-- Records supplied start --
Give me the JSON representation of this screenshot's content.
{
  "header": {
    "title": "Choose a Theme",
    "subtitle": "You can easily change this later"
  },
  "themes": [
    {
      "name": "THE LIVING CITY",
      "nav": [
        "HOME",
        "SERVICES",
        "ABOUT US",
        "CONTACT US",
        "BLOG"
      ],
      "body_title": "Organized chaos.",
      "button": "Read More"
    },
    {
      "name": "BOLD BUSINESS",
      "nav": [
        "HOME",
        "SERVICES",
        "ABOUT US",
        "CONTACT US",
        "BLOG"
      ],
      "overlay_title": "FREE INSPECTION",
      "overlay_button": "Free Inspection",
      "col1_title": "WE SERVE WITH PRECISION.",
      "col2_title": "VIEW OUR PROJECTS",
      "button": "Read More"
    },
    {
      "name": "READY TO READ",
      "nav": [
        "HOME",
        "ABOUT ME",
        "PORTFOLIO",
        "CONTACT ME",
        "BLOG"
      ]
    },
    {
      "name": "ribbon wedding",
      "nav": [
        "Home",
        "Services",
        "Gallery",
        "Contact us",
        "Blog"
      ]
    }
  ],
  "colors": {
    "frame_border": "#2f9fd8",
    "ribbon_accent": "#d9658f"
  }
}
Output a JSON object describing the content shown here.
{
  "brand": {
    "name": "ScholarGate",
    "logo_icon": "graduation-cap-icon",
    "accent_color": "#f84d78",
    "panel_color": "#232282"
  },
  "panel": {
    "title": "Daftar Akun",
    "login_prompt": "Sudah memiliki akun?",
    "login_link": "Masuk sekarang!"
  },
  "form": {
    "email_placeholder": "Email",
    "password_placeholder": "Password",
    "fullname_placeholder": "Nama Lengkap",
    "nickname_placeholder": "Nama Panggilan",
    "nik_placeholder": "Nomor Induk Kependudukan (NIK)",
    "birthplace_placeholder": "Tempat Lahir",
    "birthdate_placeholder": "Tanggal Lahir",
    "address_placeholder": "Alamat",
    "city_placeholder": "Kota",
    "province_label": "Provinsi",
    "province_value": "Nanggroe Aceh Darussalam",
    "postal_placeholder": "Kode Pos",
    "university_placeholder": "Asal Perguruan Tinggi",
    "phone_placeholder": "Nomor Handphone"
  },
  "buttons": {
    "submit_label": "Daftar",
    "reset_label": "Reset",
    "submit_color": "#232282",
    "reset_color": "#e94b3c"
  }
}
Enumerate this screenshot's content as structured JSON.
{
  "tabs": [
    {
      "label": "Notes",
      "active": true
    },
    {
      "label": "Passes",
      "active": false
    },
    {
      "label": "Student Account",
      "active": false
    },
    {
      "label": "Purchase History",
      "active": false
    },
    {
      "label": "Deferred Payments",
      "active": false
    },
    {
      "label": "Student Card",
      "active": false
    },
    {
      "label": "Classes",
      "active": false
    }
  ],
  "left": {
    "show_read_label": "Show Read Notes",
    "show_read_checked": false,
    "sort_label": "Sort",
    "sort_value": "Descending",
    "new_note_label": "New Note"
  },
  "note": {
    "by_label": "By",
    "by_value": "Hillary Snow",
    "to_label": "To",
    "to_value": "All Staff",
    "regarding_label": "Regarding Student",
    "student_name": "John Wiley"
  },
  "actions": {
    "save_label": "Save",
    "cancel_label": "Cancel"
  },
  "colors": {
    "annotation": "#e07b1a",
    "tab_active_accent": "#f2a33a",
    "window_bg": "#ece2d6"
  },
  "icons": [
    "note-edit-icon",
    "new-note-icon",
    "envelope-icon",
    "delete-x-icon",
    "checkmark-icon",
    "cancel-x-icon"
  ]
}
-- Records supplied end --
Directions: Go through the entries and repeat each one exactly.

Finished answer:
Give me the JSON representation of this screenshot's content.
{
  "header": {
    "title": "Choose a Theme",
    "subtitle": "You can easily change this later"
  },
  "themes": [
    {
      "name": "THE LIVING CITY",
      "nav": [
        "HOME",
        "SERVICES",
        "ABOUT US",
        "CONTACT US",
        "BLOG"
      ],
      "body_title": "Organized chaos.",
      "button": "Read More"
    },
    {
      "name": "BOLD BUSINESS",
      "nav": [
        "HOME",
        "SERVICES",
        "ABOUT US",
        "CONTACT US",
        "BLOG"
      ],
      "overlay_title": "FREE INSPECTION",
      "overlay_button": "Free Inspection",
      "col1_title": "WE SERVE WITH PRECISION.",
      "col2_title": "VIEW OUR PROJECTS",
      "button": "Read More"
    },
    {
      "name": "READY TO READ",
      "nav": [
        "HOME",
        "ABOUT ME",
        "PORTFOLIO",
        "CONTACT ME",
        "BLOG"
      ]
    },
    {
      "name": "ribbon wedding",
      "nav": [
        "Home",
        "Services",
        "Gallery",
        "Contact us",
        "Blog"
      ]
    }
  ],
  "colors": {
    "frame_border": "#2f9fd8",
    "ribbon_accent": "#d9658f"
  }
}
Output a JSON object describing the content shown here.
{
  "brand": {
    "name": "ScholarGate",
    "logo_icon": "graduation-cap-icon",
    "accent_color": "#f84d78",
    "panel_color": "#232282"
  },
  "panel": {
    "title": "Daftar Akun",
    "login_prompt": "Sudah memiliki akun?",
    "login_link": "Masuk sekarang!"
  },
  "form": {
    "email_placeholder": "Email",
    "password_placeholder": "Password",
    "fullname_placeholder": "Nama Lengkap",
    "nickname_placeholder": "Nama Panggilan",
    "nik_placeholder": "Nomor Induk Kependudukan (NIK)",
    "birthplace_placeholder": "Tempat Lahir",
    "birthdate_placeholder": "Tanggal Lahir",
    "address_placeholder": "Alamat",
    "city_placeholder": "Kota",
    "province_label": "Provinsi",
    "province_value": "Nanggroe Aceh Darussalam",
    "postal_placeholder": "Kode Pos",
    "university_placeholder": "Asal Perguruan Tinggi",
    "phone_placeholder": "Nomor Handphone"
  },
  "buttons": {
    "submit_label": "Daftar",
    "reset_label": "Reset",
    "submit_color": "#232282",
    "reset_color": "#e94b3c"
  }
}
Enumerate this screenshot's content as structured JSON.
{
  "tabs": [
    {
      "label": "Notes",
      "active": true
    },
    {
      "label": "Passes",
      "active": false
    },
    {
      "label": "Student Account",
      "active": false
    },
    {
      "label": "Purchase History",
      "active": false
    },
    {
      "label": "Deferred Payments",
      "active": false
    },
    {
      "label": "Student Card",
      "active": false
    },
    {
      "label": "Classes",
      "active": false
    }
  ],
  "left": {
    "show_read_label": "Show Read Notes",
    "show_read_checked": false,
    "sort_label": "Sort",
    "sort_value": "Descending",
    "new_note_label": "New Note"
  },
  "note": {
    "by_label": "By",
    "by_value": "Hillary Snow",
    "to_label": "To",
    "to_value": "All Staff",
    "regarding_label": "Regarding Student",
    "student_name": "John Wiley"
  },
  "actions": {
    "save_label": "Save",
    "cancel_label": "Cancel"
  },
  "colors": {
    "annotation": "#e07b1a",
    "tab_active_accent": "#f2a33a",
    "window_bg": "#ece2d6"
  },
  "icons": [
    "note-edit-icon",
    "new-note-icon",
    "envelope-icon",
    "delete-x-icon",
    "checkmark-icon",
    "cancel-x-icon"
  ]
}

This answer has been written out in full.